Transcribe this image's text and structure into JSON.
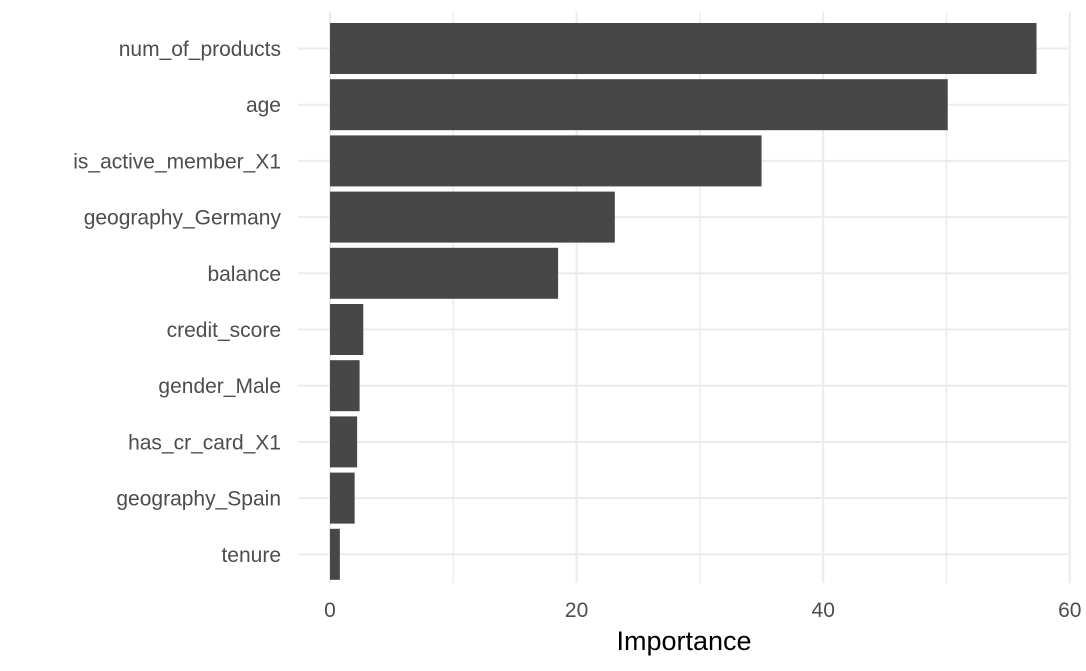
{
  "chart_data": {
    "type": "bar",
    "orientation": "horizontal",
    "categories": [
      "num_of_products",
      "age",
      "is_active_member_X1",
      "geography_Germany",
      "balance",
      "credit_score",
      "gender_Male",
      "has_cr_card_X1",
      "geography_Spain",
      "tenure"
    ],
    "values": [
      57.3,
      50.1,
      35.0,
      23.1,
      18.5,
      2.7,
      2.4,
      2.2,
      2.0,
      0.8
    ],
    "xlabel": "Importance",
    "ylabel": "",
    "xlim": [
      0,
      60
    ],
    "xticks": [
      0,
      20,
      40,
      60
    ],
    "grid": true,
    "colors": {
      "bar": "#474747",
      "grid": "#ebebeb",
      "text": "#4d4d4d"
    }
  }
}
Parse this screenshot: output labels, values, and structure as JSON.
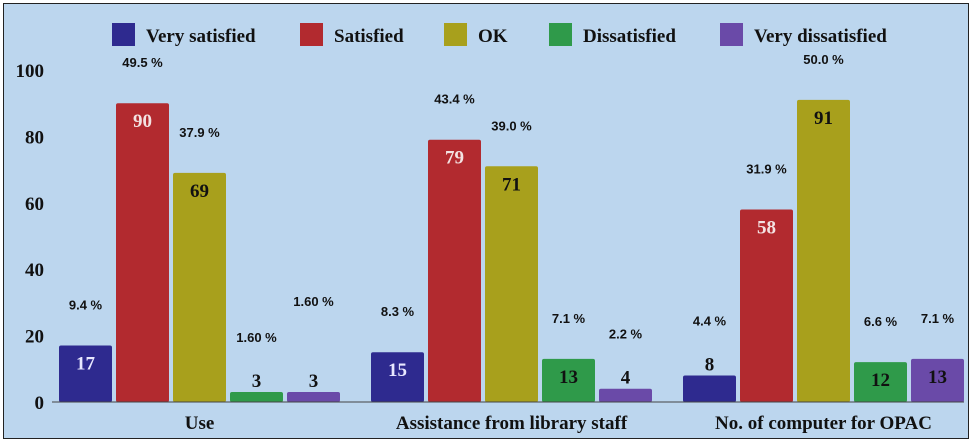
{
  "chart_data": {
    "type": "bar",
    "categories": [
      "Use",
      "Assistance from library staff",
      "No. of computer for OPAC"
    ],
    "ylim": [
      0,
      100
    ],
    "yticks": [
      0,
      20,
      40,
      60,
      80,
      100
    ],
    "grid": false,
    "legend_position": "top",
    "series": [
      {
        "name": "Very satisfied",
        "color": "#2e2a8f",
        "label_color": "#e8e8ff",
        "values": [
          17,
          15,
          8
        ],
        "percent_labels": [
          "9.4 %",
          "8.3 %",
          "4.4 %"
        ]
      },
      {
        "name": "Satisfied",
        "color": "#b22a2f",
        "label_color": "#f3e2e2",
        "values": [
          90,
          79,
          58
        ],
        "percent_labels": [
          "49.5 %",
          "43.4 %",
          "31.9 %"
        ]
      },
      {
        "name": "OK",
        "color": "#a8a01c",
        "label_color": "#111111",
        "values": [
          69,
          71,
          91
        ],
        "percent_labels": [
          "37.9 %",
          "39.0 %",
          "50.0 %"
        ]
      },
      {
        "name": "Dissatisfied",
        "color": "#2f9a4a",
        "label_color": "#111111",
        "values": [
          3,
          13,
          12
        ],
        "percent_labels": [
          "1.60 %",
          "7.1 %",
          "6.6 %"
        ]
      },
      {
        "name": "Very dissatisfied",
        "color": "#6a4aa8",
        "label_color": "#111111",
        "values": [
          3,
          4,
          13
        ],
        "percent_labels": [
          "1.60 %",
          "2.2 %",
          "7.1 %"
        ]
      }
    ]
  }
}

## Aim
Transcribe all entries above exactly. Drop the pictures.

## The output
Transcribe this image's text and structure into JSON.
{
  "chart_data": {
    "type": "bar",
    "orientation": "horizontal",
    "categories": [
      "num_of_products",
      "age",
      "is_active_member_X1",
      "geography_Germany",
      "balance",
      "credit_score",
      "gender_Male",
      "has_cr_card_X1",
      "geography_Spain",
      "tenure"
    ],
    "values": [
      57.3,
      50.1,
      35.0,
      23.1,
      18.5,
      2.7,
      2.4,
      2.2,
      2.0,
      0.8
    ],
    "xlabel": "Importance",
    "ylabel": "",
    "xlim": [
      0,
      60
    ],
    "xticks": [
      0,
      20,
      40,
      60
    ],
    "grid": true,
    "colors": {
      "bar": "#474747",
      "grid": "#ebebeb",
      "text": "#4d4d4d"
    }
  }
}
Parse this screenshot: output labels, values, and structure as JSON.
{
  "chart_data": {
    "type": "bar",
    "categories": [
      "Use",
      "Assistance from library staff",
      "No. of computer for OPAC"
    ],
    "ylim": [
      0,
      100
    ],
    "yticks": [
      0,
      20,
      40,
      60,
      80,
      100
    ],
    "grid": false,
    "legend_position": "top",
    "series": [
      {
        "name": "Very satisfied",
        "color": "#2e2a8f",
        "label_color": "#e8e8ff",
        "values": [
          17,
          15,
          8
        ],
        "percent_labels": [
          "9.4 %",
          "8.3 %",
          "4.4 %"
        ]
      },
      {
        "name": "Satisfied",
        "color": "#b22a2f",
        "label_color": "#f3e2e2",
        "values": [
          90,
          79,
          58
        ],
        "percent_labels": [
          "49.5 %",
          "43.4 %",
          "31.9 %"
        ]
      },
      {
        "name": "OK",
        "color": "#a8a01c",
        "label_color": "#111111",
        "values": [
          69,
          71,
          91
        ],
        "percent_labels": [
          "37.9 %",
          "39.0 %",
          "50.0 %"
        ]
      },
      {
        "name": "Dissatisfied",
        "color": "#2f9a4a",
        "label_color": "#111111",
        "values": [
          3,
          13,
          12
        ],
        "percent_labels": [
          "1.60 %",
          "7.1 %",
          "6.6 %"
        ]
      },
      {
        "name": "Very dissatisfied",
        "color": "#6a4aa8",
        "label_color": "#111111",
        "values": [
          3,
          4,
          13
        ],
        "percent_labels": [
          "1.60 %",
          "2.2 %",
          "7.1 %"
        ]
      }
    ]
  }
}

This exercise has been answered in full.